EXERCISE AIM:
Every line of the listing must be reproduced as it stands. Leave the images behind.

#####

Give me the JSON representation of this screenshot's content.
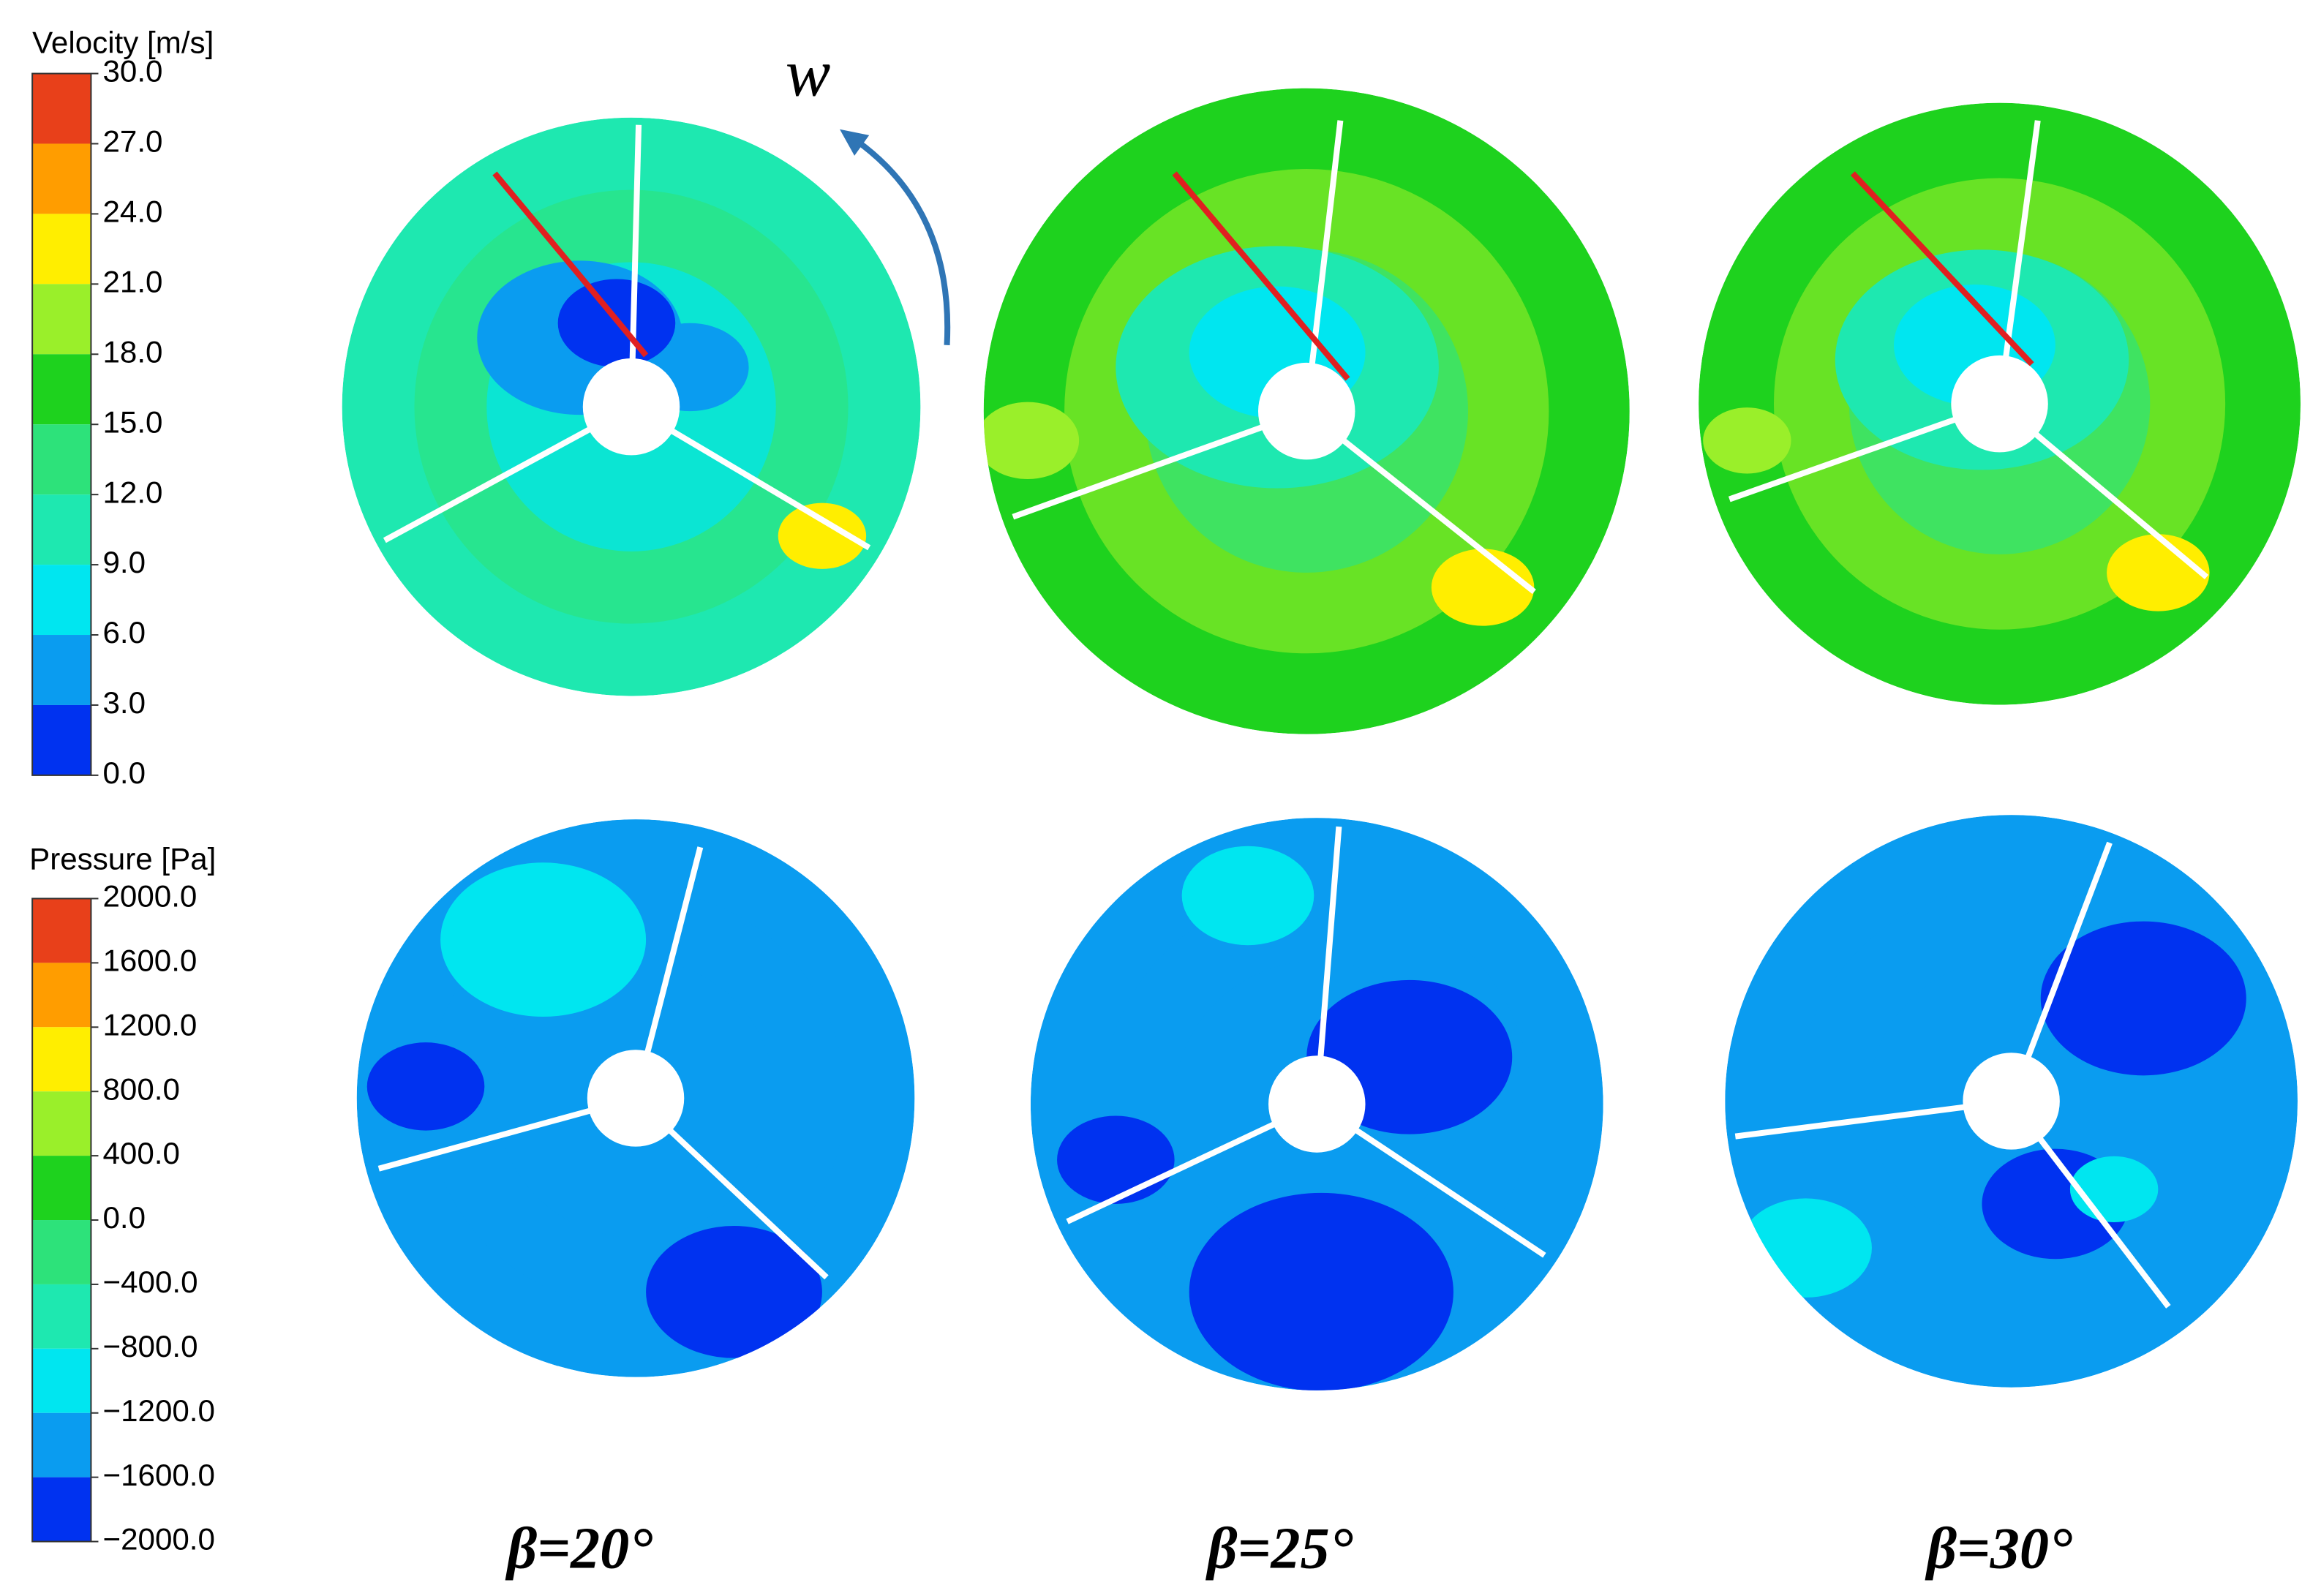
{
  "velocity_legend": {
    "title": "Velocity [m/s]",
    "ticks": [
      "30.0",
      "27.0",
      "24.0",
      "21.0",
      "18.0",
      "15.0",
      "12.0",
      "9.0",
      "6.0",
      "3.0",
      "0.0"
    ],
    "colors": [
      "#e8401a",
      "#ff9d00",
      "#ffee00",
      "#9aef2a",
      "#1ed21e",
      "#2de27a",
      "#1ee8b0",
      "#00e6f0",
      "#0a9cf0",
      "#0032f0"
    ]
  },
  "pressure_legend": {
    "title": "Pressure [Pa]",
    "ticks": [
      "2000.0",
      "1600.0",
      "1200.0",
      "800.0",
      "400.0",
      "0.0",
      "−400.0",
      "−800.0",
      "−1200.0",
      "−1600.0",
      "−2000.0"
    ],
    "colors": [
      "#e8401a",
      "#ff9d00",
      "#ffee00",
      "#9aef2a",
      "#1ed21e",
      "#2de27a",
      "#1ee8b0",
      "#00e6f0",
      "#0a9cf0",
      "#0032f0"
    ]
  },
  "rotation_label": "w",
  "panel_labels": [
    "β=20°",
    "β=25°",
    "β=30°"
  ]
}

#####

RESULT FOR THIS TASK:
Give me the JSON representation of this screenshot's content.
{
  "velocity_legend": {
    "title": "Velocity [m/s]",
    "ticks": [
      "30.0",
      "27.0",
      "24.0",
      "21.0",
      "18.0",
      "15.0",
      "12.0",
      "9.0",
      "6.0",
      "3.0",
      "0.0"
    ],
    "colors": [
      "#e8401a",
      "#ff9d00",
      "#ffee00",
      "#9aef2a",
      "#1ed21e",
      "#2de27a",
      "#1ee8b0",
      "#00e6f0",
      "#0a9cf0",
      "#0032f0"
    ]
  },
  "pressure_legend": {
    "title": "Pressure [Pa]",
    "ticks": [
      "2000.0",
      "1600.0",
      "1200.0",
      "800.0",
      "400.0",
      "0.0",
      "−400.0",
      "−800.0",
      "−1200.0",
      "−1600.0",
      "−2000.0"
    ],
    "colors": [
      "#e8401a",
      "#ff9d00",
      "#ffee00",
      "#9aef2a",
      "#1ed21e",
      "#2de27a",
      "#1ee8b0",
      "#00e6f0",
      "#0a9cf0",
      "#0032f0"
    ]
  },
  "rotation_label": "w",
  "panel_labels": [
    "β=20°",
    "β=25°",
    "β=30°"
  ]
}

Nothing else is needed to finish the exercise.